--- Task objective ---
Filter the listing and keep only the lines with the word "ylabel".

Records excerpted from a collection

^^^^

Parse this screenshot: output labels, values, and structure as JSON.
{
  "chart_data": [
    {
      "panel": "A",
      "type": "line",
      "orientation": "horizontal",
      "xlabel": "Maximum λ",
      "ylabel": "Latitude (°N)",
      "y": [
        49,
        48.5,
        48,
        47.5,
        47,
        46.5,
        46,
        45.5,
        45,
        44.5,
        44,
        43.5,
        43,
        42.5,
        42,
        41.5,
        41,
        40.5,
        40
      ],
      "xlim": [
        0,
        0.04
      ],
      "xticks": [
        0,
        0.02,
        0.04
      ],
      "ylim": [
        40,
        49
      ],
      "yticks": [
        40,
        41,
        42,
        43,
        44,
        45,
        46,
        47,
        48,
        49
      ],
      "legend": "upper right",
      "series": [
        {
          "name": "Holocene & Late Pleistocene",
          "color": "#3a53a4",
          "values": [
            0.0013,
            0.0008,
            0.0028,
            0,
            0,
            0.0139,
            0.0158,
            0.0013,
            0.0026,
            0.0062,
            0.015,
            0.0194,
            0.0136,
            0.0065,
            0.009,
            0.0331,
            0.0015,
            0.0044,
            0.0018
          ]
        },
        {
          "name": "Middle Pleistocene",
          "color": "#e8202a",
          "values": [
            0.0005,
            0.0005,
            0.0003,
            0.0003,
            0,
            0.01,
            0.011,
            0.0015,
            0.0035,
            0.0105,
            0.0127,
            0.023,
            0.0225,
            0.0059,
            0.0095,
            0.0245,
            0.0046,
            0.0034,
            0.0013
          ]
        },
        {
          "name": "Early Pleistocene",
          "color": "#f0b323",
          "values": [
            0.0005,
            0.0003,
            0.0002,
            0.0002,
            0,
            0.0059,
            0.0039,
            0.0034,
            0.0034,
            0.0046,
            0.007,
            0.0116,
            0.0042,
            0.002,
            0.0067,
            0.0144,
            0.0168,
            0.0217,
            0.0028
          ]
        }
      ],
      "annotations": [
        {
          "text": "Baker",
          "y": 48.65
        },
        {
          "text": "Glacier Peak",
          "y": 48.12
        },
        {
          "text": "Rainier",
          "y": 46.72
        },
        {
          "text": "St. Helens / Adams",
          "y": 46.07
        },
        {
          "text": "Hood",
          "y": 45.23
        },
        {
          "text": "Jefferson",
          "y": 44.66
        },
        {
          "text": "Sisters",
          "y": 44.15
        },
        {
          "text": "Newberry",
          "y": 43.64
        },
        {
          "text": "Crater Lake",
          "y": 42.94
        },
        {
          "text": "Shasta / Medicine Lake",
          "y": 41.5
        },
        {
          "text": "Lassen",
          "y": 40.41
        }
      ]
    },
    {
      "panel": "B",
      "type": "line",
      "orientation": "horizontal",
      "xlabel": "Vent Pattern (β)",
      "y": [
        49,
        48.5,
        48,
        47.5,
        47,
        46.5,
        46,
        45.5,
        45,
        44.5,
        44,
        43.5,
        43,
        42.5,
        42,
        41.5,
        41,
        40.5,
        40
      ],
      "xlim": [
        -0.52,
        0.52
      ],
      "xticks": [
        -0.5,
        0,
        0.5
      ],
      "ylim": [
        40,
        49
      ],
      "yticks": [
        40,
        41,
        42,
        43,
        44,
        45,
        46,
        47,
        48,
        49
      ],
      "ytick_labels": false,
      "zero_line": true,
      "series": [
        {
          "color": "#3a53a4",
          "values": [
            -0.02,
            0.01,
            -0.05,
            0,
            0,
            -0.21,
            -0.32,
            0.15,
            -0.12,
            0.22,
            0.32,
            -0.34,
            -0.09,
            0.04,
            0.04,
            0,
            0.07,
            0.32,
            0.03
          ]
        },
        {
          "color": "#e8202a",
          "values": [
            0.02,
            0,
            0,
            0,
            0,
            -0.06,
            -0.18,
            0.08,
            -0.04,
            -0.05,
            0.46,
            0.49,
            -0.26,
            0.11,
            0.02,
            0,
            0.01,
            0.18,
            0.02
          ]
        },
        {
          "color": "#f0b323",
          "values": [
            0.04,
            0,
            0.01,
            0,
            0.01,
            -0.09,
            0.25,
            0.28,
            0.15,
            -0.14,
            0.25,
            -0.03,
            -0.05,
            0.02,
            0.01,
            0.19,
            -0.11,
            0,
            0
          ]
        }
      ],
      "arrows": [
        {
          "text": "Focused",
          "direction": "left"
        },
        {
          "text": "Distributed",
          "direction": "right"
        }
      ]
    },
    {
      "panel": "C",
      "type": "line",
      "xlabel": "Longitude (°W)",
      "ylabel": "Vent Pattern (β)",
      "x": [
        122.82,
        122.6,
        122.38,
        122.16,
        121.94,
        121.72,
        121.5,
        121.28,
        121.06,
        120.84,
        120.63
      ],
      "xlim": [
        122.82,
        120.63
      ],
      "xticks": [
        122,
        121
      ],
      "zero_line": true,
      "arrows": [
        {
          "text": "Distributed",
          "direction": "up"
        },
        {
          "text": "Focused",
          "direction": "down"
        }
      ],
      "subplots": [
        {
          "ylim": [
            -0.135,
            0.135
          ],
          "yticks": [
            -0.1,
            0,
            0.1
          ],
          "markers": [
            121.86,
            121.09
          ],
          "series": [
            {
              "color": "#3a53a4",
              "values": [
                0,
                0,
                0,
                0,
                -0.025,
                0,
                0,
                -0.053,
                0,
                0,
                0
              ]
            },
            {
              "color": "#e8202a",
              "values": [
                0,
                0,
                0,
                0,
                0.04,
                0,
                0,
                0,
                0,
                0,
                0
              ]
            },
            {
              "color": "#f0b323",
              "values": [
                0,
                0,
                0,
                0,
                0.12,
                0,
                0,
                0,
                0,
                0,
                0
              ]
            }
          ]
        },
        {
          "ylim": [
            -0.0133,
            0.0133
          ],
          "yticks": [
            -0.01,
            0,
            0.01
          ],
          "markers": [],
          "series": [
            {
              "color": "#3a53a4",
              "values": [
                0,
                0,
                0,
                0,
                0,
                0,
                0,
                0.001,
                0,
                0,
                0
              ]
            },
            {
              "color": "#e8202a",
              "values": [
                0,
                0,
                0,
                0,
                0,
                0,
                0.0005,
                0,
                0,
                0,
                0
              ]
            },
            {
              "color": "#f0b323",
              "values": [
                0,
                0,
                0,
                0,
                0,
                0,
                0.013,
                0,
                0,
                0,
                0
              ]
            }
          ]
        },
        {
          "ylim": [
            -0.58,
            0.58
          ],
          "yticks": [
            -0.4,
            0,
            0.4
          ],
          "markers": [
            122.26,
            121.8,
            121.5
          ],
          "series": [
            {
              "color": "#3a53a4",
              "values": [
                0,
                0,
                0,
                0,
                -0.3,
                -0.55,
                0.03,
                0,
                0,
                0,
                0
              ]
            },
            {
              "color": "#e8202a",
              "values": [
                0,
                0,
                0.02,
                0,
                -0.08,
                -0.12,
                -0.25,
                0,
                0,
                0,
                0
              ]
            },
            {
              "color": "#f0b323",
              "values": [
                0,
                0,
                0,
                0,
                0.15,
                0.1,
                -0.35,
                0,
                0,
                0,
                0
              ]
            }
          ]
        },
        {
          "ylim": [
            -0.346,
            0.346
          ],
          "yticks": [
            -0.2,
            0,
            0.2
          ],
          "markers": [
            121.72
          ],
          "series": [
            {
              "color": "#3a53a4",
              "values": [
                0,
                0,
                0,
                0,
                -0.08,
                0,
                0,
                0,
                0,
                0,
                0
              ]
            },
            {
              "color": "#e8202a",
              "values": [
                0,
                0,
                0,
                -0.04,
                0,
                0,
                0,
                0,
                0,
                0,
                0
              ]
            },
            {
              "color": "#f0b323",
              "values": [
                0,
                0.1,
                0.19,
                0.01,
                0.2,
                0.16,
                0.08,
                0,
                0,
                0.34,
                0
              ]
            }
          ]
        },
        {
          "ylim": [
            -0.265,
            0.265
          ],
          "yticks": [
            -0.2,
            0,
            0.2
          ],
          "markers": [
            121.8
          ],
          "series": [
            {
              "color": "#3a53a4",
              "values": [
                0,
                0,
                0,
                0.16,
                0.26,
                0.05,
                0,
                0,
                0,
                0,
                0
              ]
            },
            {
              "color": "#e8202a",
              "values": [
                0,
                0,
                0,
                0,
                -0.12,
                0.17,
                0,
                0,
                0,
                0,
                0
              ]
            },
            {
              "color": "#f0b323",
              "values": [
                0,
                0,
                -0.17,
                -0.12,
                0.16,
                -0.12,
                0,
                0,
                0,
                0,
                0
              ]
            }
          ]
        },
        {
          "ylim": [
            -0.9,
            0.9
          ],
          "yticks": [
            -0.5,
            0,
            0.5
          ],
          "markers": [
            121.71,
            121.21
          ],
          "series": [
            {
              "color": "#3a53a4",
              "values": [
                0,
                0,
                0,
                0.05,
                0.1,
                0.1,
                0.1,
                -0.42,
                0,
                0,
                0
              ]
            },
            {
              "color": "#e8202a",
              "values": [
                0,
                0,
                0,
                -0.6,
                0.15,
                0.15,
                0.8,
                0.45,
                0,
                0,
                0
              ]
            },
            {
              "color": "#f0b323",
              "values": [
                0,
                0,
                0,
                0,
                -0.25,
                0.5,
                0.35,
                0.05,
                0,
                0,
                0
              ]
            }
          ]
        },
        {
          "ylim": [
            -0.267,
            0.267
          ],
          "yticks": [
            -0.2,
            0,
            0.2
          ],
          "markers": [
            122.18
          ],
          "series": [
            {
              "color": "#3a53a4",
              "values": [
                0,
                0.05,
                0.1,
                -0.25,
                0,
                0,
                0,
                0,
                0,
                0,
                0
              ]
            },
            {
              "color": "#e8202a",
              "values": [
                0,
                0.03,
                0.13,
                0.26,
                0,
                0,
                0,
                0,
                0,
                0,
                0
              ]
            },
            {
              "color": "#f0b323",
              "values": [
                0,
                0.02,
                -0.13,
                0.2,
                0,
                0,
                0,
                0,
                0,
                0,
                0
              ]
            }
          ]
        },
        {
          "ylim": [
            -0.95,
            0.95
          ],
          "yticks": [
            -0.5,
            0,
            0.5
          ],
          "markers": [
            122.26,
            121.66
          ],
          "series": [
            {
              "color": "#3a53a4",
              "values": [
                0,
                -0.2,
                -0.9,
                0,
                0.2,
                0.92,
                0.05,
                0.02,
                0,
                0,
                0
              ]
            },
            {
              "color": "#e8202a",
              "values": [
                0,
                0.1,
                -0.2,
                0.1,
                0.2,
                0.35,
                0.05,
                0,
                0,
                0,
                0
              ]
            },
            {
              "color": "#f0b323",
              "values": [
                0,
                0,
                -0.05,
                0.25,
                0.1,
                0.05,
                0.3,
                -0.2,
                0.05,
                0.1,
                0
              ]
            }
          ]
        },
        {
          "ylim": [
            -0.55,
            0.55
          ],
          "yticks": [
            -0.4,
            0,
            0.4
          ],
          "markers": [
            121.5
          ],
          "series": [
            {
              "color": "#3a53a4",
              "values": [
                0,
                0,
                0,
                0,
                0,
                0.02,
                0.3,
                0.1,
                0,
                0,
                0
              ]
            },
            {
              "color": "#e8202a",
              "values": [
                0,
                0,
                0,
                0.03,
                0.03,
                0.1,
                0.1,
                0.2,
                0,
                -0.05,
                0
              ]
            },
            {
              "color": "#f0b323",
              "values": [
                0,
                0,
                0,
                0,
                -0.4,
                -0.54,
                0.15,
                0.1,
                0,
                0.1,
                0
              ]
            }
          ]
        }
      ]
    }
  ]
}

^^^^

--- Task result ---
      "ylabel": "Latitude (°N)",
      "ylabel": "Vent Pattern (β)",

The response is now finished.